## RECORDS SUPPLIED:

'''

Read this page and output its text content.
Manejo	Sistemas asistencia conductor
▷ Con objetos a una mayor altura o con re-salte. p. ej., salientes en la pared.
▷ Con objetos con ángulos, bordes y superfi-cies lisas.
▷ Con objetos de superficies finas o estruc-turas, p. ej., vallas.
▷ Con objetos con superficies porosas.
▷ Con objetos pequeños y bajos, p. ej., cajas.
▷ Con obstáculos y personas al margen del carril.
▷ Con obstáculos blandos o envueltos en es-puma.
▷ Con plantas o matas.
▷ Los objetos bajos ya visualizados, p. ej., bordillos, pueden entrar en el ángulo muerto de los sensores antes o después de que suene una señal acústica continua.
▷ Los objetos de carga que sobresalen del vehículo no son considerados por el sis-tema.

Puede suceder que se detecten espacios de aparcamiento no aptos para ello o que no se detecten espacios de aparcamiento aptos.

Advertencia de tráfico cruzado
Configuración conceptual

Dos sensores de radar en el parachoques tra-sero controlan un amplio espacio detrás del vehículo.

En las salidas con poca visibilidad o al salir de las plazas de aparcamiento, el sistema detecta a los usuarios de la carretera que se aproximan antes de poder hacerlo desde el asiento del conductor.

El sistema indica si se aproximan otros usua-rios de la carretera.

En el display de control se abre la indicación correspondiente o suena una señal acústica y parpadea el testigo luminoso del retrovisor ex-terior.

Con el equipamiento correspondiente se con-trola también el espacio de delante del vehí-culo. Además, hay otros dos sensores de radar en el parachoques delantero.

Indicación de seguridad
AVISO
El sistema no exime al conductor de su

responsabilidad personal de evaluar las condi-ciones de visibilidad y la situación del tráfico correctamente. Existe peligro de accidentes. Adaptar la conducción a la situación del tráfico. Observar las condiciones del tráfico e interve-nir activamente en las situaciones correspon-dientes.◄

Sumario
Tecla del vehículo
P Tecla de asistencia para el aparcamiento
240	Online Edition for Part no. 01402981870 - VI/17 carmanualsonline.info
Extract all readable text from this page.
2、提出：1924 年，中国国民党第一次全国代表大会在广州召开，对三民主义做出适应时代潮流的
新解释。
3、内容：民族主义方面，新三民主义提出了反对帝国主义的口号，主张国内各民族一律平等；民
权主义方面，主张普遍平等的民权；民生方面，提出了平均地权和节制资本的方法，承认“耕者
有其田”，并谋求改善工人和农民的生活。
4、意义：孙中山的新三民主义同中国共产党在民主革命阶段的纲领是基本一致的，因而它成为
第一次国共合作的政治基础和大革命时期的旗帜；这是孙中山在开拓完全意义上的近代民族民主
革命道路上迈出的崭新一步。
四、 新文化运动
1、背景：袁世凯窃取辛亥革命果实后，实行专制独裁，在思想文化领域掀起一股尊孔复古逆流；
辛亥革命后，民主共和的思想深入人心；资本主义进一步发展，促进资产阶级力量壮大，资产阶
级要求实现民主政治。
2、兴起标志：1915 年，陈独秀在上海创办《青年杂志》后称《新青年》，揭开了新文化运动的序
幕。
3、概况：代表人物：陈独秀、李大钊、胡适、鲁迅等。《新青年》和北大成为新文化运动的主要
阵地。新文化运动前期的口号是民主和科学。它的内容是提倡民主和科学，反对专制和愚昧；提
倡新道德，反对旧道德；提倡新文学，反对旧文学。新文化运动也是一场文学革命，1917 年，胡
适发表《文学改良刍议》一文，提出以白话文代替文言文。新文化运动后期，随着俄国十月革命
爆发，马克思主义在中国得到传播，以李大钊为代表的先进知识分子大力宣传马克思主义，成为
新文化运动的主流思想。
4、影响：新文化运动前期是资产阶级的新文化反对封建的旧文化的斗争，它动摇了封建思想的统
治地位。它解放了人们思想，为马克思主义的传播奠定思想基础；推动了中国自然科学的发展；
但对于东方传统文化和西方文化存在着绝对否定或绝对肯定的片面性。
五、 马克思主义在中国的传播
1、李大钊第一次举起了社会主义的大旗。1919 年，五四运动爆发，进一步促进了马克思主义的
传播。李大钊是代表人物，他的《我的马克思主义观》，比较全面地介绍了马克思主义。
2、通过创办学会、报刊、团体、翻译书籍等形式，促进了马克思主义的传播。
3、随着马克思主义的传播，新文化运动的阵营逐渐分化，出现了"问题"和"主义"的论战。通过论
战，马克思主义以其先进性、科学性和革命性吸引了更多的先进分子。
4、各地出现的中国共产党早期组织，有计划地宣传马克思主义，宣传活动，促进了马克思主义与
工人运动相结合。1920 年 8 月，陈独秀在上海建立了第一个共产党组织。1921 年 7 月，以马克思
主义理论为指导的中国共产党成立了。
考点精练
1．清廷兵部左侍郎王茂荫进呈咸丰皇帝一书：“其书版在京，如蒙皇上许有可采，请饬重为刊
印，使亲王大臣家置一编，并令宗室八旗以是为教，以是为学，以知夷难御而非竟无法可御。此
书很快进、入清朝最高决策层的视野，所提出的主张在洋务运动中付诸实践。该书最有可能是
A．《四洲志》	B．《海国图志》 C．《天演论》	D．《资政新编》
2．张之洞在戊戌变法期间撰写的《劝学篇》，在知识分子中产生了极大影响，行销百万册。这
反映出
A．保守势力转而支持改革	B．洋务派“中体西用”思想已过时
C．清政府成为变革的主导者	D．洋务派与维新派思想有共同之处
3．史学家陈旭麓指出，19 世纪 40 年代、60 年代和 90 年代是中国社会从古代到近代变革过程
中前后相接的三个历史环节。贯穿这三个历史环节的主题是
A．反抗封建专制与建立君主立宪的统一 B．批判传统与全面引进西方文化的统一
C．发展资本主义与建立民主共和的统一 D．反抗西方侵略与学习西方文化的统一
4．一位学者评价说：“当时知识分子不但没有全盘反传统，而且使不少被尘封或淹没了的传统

'''

## WORK TO DO:
Return the lines of the records that include the string "superficies".

## SOLUTION TO THIS TASK:
▷ Con objetos de superficies finas o estruc-turas, p. ej., vallas.
▷ Con objetos con superficies porosas.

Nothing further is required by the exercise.